Data listing
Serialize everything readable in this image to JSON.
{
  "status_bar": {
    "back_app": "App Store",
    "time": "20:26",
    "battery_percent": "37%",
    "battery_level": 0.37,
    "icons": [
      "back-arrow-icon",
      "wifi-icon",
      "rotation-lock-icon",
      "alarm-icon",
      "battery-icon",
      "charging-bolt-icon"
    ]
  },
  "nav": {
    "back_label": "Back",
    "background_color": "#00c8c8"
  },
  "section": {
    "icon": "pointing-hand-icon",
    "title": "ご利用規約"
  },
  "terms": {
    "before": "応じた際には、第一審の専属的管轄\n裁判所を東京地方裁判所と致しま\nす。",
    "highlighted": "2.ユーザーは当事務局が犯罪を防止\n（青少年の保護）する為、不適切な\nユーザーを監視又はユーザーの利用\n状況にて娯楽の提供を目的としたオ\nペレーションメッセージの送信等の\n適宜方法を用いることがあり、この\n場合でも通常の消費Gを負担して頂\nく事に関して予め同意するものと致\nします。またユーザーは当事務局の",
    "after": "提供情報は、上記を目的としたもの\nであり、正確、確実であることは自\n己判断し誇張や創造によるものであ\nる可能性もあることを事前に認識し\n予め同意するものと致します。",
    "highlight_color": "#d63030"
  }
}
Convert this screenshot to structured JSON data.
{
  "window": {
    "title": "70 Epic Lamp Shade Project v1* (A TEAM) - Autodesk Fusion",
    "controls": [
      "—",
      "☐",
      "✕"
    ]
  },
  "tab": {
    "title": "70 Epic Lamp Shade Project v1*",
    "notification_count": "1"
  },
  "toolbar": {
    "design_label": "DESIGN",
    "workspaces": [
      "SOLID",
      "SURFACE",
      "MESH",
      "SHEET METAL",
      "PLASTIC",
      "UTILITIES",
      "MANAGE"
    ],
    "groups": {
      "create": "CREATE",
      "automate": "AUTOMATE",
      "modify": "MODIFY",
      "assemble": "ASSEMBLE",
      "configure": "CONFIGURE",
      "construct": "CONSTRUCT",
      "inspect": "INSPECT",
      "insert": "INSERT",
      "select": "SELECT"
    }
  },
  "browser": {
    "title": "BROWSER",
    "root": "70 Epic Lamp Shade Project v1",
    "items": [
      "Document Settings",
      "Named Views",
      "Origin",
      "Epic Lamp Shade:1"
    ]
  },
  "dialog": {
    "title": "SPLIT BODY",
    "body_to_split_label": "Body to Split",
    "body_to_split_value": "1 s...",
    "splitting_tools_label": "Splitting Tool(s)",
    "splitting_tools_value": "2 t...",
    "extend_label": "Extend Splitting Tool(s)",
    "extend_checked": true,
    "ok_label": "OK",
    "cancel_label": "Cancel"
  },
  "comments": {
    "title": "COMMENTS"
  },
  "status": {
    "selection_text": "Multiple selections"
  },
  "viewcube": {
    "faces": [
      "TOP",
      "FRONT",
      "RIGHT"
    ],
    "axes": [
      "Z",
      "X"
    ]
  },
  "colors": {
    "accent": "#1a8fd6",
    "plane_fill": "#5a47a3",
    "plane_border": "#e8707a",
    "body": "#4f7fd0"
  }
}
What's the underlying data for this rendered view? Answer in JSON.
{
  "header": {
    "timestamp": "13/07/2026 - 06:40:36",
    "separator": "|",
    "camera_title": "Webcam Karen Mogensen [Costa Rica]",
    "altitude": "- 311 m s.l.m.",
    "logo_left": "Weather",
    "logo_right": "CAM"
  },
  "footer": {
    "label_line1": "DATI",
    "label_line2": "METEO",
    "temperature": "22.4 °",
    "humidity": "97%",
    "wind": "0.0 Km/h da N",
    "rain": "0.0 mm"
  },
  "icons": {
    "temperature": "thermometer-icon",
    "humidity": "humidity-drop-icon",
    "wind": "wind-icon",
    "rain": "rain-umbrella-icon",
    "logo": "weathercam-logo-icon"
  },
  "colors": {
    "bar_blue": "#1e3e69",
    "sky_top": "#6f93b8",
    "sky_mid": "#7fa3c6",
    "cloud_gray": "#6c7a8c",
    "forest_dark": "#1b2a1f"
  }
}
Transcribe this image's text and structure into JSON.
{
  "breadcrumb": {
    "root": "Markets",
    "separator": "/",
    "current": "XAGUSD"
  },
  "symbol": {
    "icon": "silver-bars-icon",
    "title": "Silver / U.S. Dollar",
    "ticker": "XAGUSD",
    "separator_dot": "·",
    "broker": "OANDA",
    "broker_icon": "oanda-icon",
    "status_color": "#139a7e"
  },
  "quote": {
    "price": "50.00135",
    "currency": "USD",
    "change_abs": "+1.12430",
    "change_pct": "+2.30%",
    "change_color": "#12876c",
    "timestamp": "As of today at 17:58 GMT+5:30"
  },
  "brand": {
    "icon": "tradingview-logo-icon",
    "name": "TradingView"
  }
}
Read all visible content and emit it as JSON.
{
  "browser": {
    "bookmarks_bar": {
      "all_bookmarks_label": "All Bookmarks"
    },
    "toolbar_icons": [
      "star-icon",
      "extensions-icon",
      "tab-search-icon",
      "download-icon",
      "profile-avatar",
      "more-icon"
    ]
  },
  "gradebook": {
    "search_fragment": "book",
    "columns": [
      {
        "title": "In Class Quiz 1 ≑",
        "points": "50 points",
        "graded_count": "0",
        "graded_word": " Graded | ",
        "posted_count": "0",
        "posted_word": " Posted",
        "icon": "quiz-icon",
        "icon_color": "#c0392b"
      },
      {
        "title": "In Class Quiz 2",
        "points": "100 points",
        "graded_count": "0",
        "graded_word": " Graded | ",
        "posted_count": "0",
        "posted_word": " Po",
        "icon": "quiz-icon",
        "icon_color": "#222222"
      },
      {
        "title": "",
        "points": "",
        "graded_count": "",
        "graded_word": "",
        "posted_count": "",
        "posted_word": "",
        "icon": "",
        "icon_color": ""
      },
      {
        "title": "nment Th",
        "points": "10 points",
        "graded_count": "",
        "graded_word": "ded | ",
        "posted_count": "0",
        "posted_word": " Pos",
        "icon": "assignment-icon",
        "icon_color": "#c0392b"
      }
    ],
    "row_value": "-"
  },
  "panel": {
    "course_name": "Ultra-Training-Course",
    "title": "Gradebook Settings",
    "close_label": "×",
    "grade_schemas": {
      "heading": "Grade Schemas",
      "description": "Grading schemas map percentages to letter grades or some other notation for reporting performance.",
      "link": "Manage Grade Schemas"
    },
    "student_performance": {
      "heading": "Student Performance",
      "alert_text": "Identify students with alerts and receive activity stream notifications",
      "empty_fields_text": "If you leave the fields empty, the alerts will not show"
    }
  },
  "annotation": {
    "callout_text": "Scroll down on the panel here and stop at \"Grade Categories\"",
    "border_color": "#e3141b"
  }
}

*TASK OBJECTIVE*: The records above need to be transcribed in full. Keep every character unchanged.

*SOLUTION TO THIS TASK*:
Serialize everything readable in this image to JSON.
{
  "status_bar": {
    "back_app": "App Store",
    "time": "20:26",
    "battery_percent": "37%",
    "battery_level": 0.37,
    "icons": [
      "back-arrow-icon",
      "wifi-icon",
      "rotation-lock-icon",
      "alarm-icon",
      "battery-icon",
      "charging-bolt-icon"
    ]
  },
  "nav": {
    "back_label": "Back",
    "background_color": "#00c8c8"
  },
  "section": {
    "icon": "pointing-hand-icon",
    "title": "ご利用規約"
  },
  "terms": {
    "before": "応じた際には、第一審の専属的管轄\n裁判所を東京地方裁判所と致しま\nす。",
    "highlighted": "2.ユーザーは当事務局が犯罪を防止\n（青少年の保護）する為、不適切な\nユーザーを監視又はユーザーの利用\n状況にて娯楽の提供を目的としたオ\nペレーションメッセージの送信等の\n適宜方法を用いることがあり、この\n場合でも通常の消費Gを負担して頂\nく事に関して予め同意するものと致\nします。またユーザーは当事務局の",
    "after": "提供情報は、上記を目的としたもの\nであり、正確、確実であることは自\n己判断し誇張や創造によるものであ\nる可能性もあることを事前に認識し\n予め同意するものと致します。",
    "highlight_color": "#d63030"
  }
}
Convert this screenshot to structured JSON data.
{
  "window": {
    "title": "70 Epic Lamp Shade Project v1* (A TEAM) - Autodesk Fusion",
    "controls": [
      "—",
      "☐",
      "✕"
    ]
  },
  "tab": {
    "title": "70 Epic Lamp Shade Project v1*",
    "notification_count": "1"
  },
  "toolbar": {
    "design_label": "DESIGN",
    "workspaces": [
      "SOLID",
      "SURFACE",
      "MESH",
      "SHEET METAL",
      "PLASTIC",
      "UTILITIES",
      "MANAGE"
    ],
    "groups": {
      "create": "CREATE",
      "automate": "AUTOMATE",
      "modify": "MODIFY",
      "assemble": "ASSEMBLE",
      "configure": "CONFIGURE",
      "construct": "CONSTRUCT",
      "inspect": "INSPECT",
      "insert": "INSERT",
      "select": "SELECT"
    }
  },
  "browser": {
    "title": "BROWSER",
    "root": "70 Epic Lamp Shade Project v1",
    "items": [
      "Document Settings",
      "Named Views",
      "Origin",
      "Epic Lamp Shade:1"
    ]
  },
  "dialog": {
    "title": "SPLIT BODY",
    "body_to_split_label": "Body to Split",
    "body_to_split_value": "1 s...",
    "splitting_tools_label": "Splitting Tool(s)",
    "splitting_tools_value": "2 t...",
    "extend_label": "Extend Splitting Tool(s)",
    "extend_checked": true,
    "ok_label": "OK",
    "cancel_label": "Cancel"
  },
  "comments": {
    "title": "COMMENTS"
  },
  "status": {
    "selection_text": "Multiple selections"
  },
  "viewcube": {
    "faces": [
      "TOP",
      "FRONT",
      "RIGHT"
    ],
    "axes": [
      "Z",
      "X"
    ]
  },
  "colors": {
    "accent": "#1a8fd6",
    "plane_fill": "#5a47a3",
    "plane_border": "#e8707a",
    "body": "#4f7fd0"
  }
}
What's the underlying data for this rendered view? Answer in JSON.
{
  "header": {
    "timestamp": "13/07/2026 - 06:40:36",
    "separator": "|",
    "camera_title": "Webcam Karen Mogensen [Costa Rica]",
    "altitude": "- 311 m s.l.m.",
    "logo_left": "Weather",
    "logo_right": "CAM"
  },
  "footer": {
    "label_line1": "DATI",
    "label_line2": "METEO",
    "temperature": "22.4 °",
    "humidity": "97%",
    "wind": "0.0 Km/h da N",
    "rain": "0.0 mm"
  },
  "icons": {
    "temperature": "thermometer-icon",
    "humidity": "humidity-drop-icon",
    "wind": "wind-icon",
    "rain": "rain-umbrella-icon",
    "logo": "weathercam-logo-icon"
  },
  "colors": {
    "bar_blue": "#1e3e69",
    "sky_top": "#6f93b8",
    "sky_mid": "#7fa3c6",
    "cloud_gray": "#6c7a8c",
    "forest_dark": "#1b2a1f"
  }
}
Transcribe this image's text and structure into JSON.
{
  "breadcrumb": {
    "root": "Markets",
    "separator": "/",
    "current": "XAGUSD"
  },
  "symbol": {
    "icon": "silver-bars-icon",
    "title": "Silver / U.S. Dollar",
    "ticker": "XAGUSD",
    "separator_dot": "·",
    "broker": "OANDA",
    "broker_icon": "oanda-icon",
    "status_color": "#139a7e"
  },
  "quote": {
    "price": "50.00135",
    "currency": "USD",
    "change_abs": "+1.12430",
    "change_pct": "+2.30%",
    "change_color": "#12876c",
    "timestamp": "As of today at 17:58 GMT+5:30"
  },
  "brand": {
    "icon": "tradingview-logo-icon",
    "name": "TradingView"
  }
}
Read all visible content and emit it as JSON.
{
  "browser": {
    "bookmarks_bar": {
      "all_bookmarks_label": "All Bookmarks"
    },
    "toolbar_icons": [
      "star-icon",
      "extensions-icon",
      "tab-search-icon",
      "download-icon",
      "profile-avatar",
      "more-icon"
    ]
  },
  "gradebook": {
    "search_fragment": "book",
    "columns": [
      {
        "title": "In Class Quiz 1 ≑",
        "points": "50 points",
        "graded_count": "0",
        "graded_word": " Graded | ",
        "posted_count": "0",
        "posted_word": " Posted",
        "icon": "quiz-icon",
        "icon_color": "#c0392b"
      },
      {
        "title": "In Class Quiz 2",
        "points": "100 points",
        "graded_count": "0",
        "graded_word": " Graded | ",
        "posted_count": "0",
        "posted_word": " Po",
        "icon": "quiz-icon",
        "icon_color": "#222222"
      },
      {
        "title": "",
        "points": "",
        "graded_count": "",
        "graded_word": "",
        "posted_count": "",
        "posted_word": "",
        "icon": "",
        "icon_color": ""
      },
      {
        "title": "nment Th",
        "points": "10 points",
        "graded_count": "",
        "graded_word": "ded | ",
        "posted_count": "0",
        "posted_word": " Pos",
        "icon": "assignment-icon",
        "icon_color": "#c0392b"
      }
    ],
    "row_value": "-"
  },
  "panel": {
    "course_name": "Ultra-Training-Course",
    "title": "Gradebook Settings",
    "close_label": "×",
    "grade_schemas": {
      "heading": "Grade Schemas",
      "description": "Grading schemas map percentages to letter grades or some other notation for reporting performance.",
      "link": "Manage Grade Schemas"
    },
    "student_performance": {
      "heading": "Student Performance",
      "alert_text": "Identify students with alerts and receive activity stream notifications",
      "empty_fields_text": "If you leave the fields empty, the alerts will not show"
    }
  },
  "annotation": {
    "callout_text": "Scroll down on the panel here and stop at \"Grade Categories\"",
    "border_color": "#e3141b"
  }
}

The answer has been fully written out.